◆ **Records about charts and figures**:

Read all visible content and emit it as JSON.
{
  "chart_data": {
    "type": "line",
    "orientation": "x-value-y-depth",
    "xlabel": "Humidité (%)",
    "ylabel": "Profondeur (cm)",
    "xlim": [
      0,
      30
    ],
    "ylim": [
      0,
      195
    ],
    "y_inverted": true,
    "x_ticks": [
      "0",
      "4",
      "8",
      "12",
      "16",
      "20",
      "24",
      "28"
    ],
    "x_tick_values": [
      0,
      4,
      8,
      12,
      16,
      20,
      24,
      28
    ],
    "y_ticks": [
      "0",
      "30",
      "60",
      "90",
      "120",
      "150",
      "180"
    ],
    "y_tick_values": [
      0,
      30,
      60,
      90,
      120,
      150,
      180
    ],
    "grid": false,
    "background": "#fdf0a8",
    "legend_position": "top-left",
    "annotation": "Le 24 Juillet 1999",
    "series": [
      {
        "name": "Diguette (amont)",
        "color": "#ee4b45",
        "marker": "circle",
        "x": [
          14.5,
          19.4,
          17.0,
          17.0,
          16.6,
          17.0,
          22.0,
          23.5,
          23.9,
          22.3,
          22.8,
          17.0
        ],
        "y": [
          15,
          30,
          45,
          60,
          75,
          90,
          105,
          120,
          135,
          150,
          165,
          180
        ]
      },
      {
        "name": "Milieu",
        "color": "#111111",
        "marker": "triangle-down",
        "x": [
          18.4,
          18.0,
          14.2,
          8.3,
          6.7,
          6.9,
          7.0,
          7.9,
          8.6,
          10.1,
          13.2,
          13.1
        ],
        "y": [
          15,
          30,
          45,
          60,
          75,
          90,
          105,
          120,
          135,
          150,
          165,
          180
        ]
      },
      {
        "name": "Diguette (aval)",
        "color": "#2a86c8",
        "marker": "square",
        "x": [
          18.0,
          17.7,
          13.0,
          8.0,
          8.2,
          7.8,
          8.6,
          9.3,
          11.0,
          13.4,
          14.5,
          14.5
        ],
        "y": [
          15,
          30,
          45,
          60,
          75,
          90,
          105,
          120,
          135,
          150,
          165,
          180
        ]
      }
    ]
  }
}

--

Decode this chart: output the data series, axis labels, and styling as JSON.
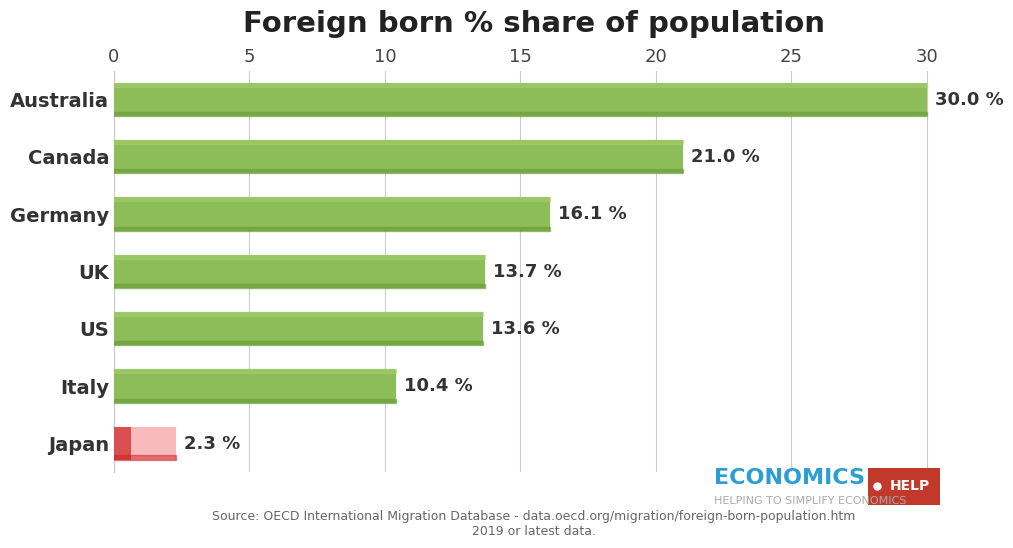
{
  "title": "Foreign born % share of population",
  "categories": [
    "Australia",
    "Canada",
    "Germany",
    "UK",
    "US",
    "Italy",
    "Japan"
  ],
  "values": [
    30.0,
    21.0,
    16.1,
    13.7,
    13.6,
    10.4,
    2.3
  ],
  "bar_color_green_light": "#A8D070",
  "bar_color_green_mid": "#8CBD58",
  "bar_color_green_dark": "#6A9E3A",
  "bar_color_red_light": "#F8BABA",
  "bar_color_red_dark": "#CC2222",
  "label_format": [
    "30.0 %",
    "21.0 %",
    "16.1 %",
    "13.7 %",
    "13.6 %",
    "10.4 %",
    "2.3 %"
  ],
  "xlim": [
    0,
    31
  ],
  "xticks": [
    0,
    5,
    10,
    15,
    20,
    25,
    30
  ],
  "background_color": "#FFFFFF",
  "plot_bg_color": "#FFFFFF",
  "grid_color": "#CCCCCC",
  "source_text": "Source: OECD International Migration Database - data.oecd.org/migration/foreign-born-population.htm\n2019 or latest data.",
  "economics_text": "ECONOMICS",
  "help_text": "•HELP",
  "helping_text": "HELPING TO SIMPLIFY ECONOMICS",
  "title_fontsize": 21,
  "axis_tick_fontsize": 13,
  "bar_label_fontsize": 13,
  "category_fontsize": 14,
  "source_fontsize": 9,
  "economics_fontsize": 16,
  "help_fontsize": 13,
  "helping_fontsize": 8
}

◆ **Exercise prompt**: From the records given above, copy all lines containing "JSON".

◆ **Result for this task**:
Read all visible content and emit it as JSON.
Decode this chart: output the data series, axis labels, and styling as JSON.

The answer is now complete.